Records:
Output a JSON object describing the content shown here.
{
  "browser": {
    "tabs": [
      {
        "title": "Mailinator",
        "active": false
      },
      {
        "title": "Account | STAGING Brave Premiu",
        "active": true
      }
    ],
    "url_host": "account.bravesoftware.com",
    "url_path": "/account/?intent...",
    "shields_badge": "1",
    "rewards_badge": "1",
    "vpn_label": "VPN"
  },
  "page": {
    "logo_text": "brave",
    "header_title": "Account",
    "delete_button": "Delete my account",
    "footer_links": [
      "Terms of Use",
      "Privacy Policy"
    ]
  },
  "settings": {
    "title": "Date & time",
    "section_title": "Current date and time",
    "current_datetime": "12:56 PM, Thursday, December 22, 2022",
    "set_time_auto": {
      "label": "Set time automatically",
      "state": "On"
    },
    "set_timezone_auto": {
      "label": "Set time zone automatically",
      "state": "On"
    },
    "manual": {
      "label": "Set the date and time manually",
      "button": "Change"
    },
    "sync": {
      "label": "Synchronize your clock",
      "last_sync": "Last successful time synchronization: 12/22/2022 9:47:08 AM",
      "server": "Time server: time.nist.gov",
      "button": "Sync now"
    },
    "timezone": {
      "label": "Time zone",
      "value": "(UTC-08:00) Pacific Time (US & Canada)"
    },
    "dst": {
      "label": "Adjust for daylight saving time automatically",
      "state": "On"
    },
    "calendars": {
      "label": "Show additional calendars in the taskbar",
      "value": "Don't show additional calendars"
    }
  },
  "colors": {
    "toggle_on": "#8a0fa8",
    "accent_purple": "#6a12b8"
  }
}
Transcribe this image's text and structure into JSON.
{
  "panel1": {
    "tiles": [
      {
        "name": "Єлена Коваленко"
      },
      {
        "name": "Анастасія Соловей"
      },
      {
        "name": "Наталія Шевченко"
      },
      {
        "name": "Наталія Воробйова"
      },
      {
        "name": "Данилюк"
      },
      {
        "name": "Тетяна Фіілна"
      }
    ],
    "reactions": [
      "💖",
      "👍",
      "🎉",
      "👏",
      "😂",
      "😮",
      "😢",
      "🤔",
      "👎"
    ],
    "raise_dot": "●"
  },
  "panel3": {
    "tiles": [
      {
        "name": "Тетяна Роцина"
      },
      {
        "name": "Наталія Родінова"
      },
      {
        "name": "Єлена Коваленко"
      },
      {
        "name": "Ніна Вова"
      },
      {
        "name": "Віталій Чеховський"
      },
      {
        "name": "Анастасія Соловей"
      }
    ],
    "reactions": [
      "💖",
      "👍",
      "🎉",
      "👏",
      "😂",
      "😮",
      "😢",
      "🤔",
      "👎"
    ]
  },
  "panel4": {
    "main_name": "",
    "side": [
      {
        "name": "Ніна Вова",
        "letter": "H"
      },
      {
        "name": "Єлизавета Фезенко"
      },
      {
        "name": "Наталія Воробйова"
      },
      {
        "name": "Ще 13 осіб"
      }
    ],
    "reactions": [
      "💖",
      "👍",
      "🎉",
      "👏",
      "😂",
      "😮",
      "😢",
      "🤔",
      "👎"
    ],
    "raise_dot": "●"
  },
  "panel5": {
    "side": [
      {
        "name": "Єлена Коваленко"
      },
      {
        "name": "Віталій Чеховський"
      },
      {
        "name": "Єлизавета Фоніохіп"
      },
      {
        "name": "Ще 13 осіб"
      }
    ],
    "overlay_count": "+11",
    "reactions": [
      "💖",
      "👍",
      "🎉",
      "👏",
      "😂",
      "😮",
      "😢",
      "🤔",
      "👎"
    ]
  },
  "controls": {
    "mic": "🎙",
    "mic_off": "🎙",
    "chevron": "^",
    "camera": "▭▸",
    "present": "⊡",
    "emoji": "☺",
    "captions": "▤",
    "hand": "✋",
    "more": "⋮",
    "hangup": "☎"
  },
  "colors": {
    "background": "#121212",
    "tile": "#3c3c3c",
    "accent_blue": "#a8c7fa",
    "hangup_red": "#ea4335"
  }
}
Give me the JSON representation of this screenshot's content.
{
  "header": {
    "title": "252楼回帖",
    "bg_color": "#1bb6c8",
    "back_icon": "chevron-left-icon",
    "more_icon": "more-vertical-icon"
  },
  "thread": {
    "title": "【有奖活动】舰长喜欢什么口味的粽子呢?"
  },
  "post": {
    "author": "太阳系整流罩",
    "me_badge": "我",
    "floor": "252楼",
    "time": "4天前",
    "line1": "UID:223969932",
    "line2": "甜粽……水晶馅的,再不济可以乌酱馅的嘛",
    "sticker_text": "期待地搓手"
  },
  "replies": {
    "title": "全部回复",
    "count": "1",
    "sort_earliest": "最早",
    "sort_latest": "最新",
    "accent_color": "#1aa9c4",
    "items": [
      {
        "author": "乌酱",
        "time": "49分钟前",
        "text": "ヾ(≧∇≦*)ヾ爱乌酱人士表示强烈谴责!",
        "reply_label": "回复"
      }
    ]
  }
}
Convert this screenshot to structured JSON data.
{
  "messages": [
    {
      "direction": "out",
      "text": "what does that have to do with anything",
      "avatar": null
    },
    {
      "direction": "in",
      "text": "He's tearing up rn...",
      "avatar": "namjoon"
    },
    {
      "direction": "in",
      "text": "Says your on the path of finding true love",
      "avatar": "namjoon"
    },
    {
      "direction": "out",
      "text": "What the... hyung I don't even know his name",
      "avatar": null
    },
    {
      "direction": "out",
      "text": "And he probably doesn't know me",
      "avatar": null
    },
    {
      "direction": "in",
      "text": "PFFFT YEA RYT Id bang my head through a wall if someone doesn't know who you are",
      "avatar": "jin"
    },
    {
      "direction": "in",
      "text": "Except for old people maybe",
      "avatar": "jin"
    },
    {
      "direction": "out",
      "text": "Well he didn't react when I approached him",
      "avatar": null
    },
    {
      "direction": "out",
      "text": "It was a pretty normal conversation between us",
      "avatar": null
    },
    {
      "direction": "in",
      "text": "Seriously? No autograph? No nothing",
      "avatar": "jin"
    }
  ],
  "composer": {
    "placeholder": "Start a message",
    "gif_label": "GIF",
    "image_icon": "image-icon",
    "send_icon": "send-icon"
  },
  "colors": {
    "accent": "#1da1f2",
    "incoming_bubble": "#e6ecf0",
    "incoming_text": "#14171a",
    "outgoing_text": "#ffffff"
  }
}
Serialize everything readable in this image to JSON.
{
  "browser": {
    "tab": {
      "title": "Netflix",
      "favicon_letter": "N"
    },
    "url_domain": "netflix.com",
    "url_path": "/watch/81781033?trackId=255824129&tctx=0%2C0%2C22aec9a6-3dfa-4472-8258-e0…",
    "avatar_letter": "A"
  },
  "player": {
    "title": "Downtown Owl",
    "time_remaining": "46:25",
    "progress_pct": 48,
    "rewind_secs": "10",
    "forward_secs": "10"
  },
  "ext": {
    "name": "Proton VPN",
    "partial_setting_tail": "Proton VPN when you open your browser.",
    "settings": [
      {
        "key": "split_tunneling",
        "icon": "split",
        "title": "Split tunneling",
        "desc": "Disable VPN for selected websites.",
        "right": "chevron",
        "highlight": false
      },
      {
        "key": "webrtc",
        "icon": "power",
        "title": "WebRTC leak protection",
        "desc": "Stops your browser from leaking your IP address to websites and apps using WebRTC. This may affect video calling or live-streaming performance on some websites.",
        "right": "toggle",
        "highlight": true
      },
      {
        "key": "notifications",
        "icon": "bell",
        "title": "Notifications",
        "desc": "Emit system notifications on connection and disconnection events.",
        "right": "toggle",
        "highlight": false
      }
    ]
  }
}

The task: Above are the records; copy every line in them that holds the word "browser".

Full output:
  "browser": {
  "browser": {
    "partial_setting_tail": "Proton VPN when you open your browser.",
        "desc": "Stops your browser from leaking your IP address to websites and apps using WebRTC. This may affect video calling or live-streaming performance on some websites.",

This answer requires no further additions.